#### PROBLEM DETAILS
Please turn the listing, from the line containing "Extract all elements" up to and including the line containing "323, 265, 340]", into a JSON list of strings, one string per line, with blank lines skipped. Leave out the picture.

[begin MATERIAL FOR THE TASK]

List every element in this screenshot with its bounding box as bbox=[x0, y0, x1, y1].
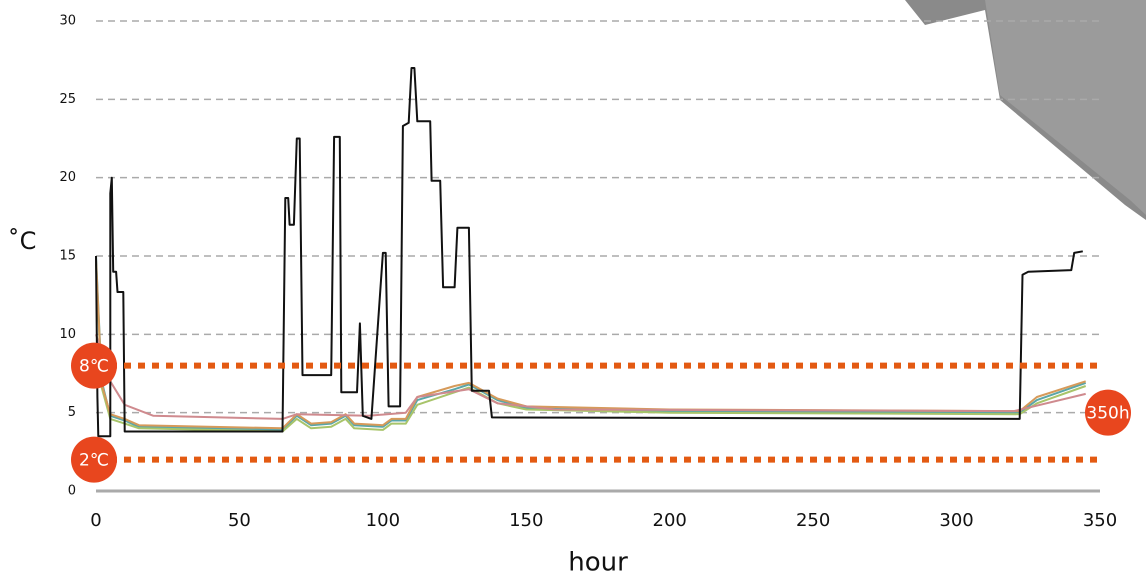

[end MATERIAL FOR THE TASK]
[begin MATERIAL FOR THE TASK]

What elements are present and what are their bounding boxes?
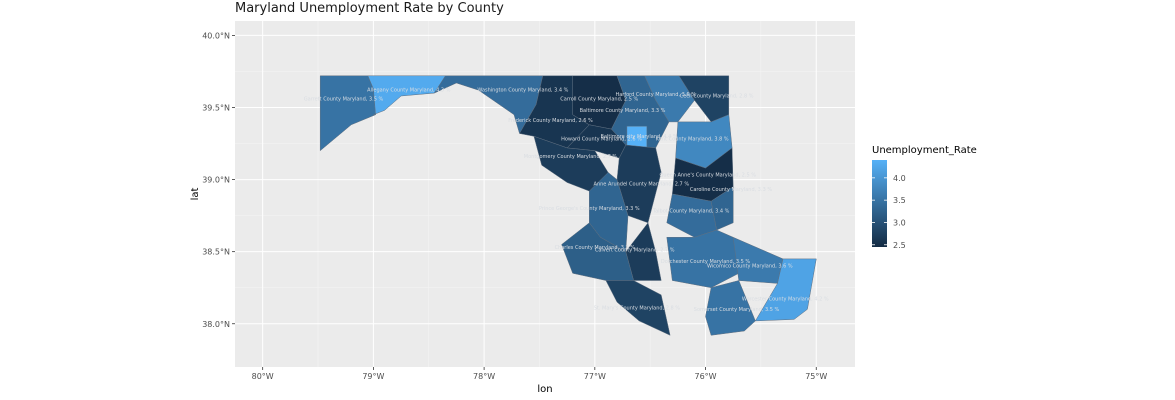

[end MATERIAL FOR THE TASK]
[begin MATERIAL FOR THE TASK]

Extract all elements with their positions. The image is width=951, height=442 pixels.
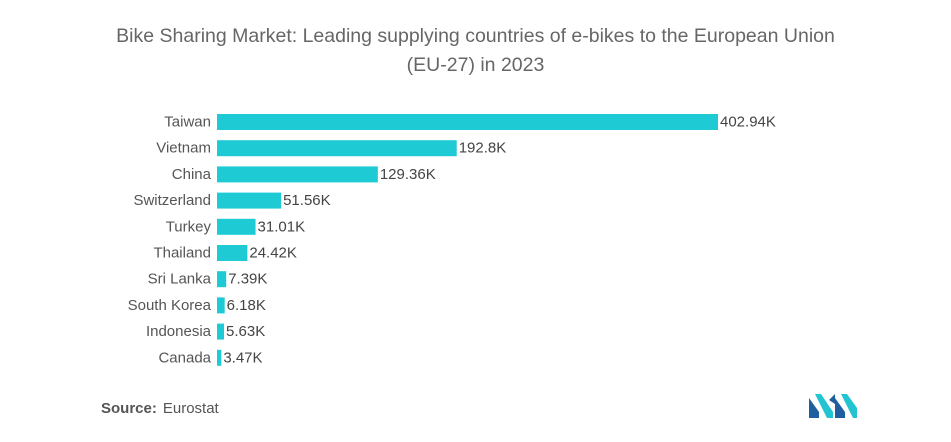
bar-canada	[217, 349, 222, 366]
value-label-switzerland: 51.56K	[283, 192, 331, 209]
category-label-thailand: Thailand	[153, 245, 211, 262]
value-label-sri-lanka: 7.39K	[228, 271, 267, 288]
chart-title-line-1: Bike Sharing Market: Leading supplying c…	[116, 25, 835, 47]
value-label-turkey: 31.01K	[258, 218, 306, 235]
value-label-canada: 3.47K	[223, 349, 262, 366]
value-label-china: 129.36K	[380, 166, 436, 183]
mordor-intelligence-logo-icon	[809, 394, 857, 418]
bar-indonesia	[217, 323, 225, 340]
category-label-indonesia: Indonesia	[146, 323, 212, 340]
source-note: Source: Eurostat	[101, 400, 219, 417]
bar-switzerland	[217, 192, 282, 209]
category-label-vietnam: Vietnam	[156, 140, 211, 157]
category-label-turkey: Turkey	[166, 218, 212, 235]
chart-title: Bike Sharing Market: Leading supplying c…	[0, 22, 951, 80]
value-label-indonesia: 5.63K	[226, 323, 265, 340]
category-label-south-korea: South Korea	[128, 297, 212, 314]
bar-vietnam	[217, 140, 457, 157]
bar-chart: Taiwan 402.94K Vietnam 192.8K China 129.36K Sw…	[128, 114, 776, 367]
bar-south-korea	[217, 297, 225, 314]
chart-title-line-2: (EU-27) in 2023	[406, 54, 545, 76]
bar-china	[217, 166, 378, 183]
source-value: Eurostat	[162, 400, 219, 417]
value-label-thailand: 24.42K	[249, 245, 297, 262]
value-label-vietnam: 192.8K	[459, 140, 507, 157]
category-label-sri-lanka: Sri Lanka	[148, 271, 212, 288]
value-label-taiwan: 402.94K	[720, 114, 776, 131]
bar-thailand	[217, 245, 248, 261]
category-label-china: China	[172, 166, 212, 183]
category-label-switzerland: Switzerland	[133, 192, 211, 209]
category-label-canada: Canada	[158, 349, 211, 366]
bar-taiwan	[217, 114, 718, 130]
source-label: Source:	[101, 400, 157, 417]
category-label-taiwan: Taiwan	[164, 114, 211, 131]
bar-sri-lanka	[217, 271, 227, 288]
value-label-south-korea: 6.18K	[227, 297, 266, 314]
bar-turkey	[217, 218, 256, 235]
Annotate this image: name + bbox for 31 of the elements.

[end MATERIAL FOR THE TASK]

#### FULL RESPONSE
[
  "Extract all elements with their positions. The image is width=951, height=442 pixels.",
  "bar-canada\t[217, 349, 222, 366]",
  "value-label-switzerland: 51.56K\t[283, 192, 331, 209]",
  "category-label-thailand: Thailand\t[153, 245, 211, 262]",
  "value-label-sri-lanka: 7.39K\t[228, 271, 267, 288]",
  "chart-title-line-1: Bike Sharing Market: Leading supplying c…\t[116, 25, 835, 47]",
  "value-label-turkey: 31.01K\t[258, 218, 306, 235]",
  "value-label-canada: 3.47K\t[223, 349, 262, 366]",
  "value-label-china: 129.36K\t[380, 166, 436, 183]",
  "mordor-intelligence-logo-icon\t[809, 394, 857, 418]",
  "bar-indonesia\t[217, 323, 225, 340]",
  "category-label-indonesia: Indonesia\t[146, 323, 212, 340]",
  "source-note: Source: Eurostat\t[101, 400, 219, 417]",
  "bar-switzerland\t[217, 192, 282, 209]",
  "category-label-vietnam: Vietnam\t[156, 140, 211, 157]",
  "category-label-turkey: Turkey\t[166, 218, 212, 235]",
  "chart-title: Bike Sharing Market: Leading supplying c…\t[0, 22, 951, 80]",
  "value-label-indonesia: 5.63K\t[226, 323, 265, 340]"
]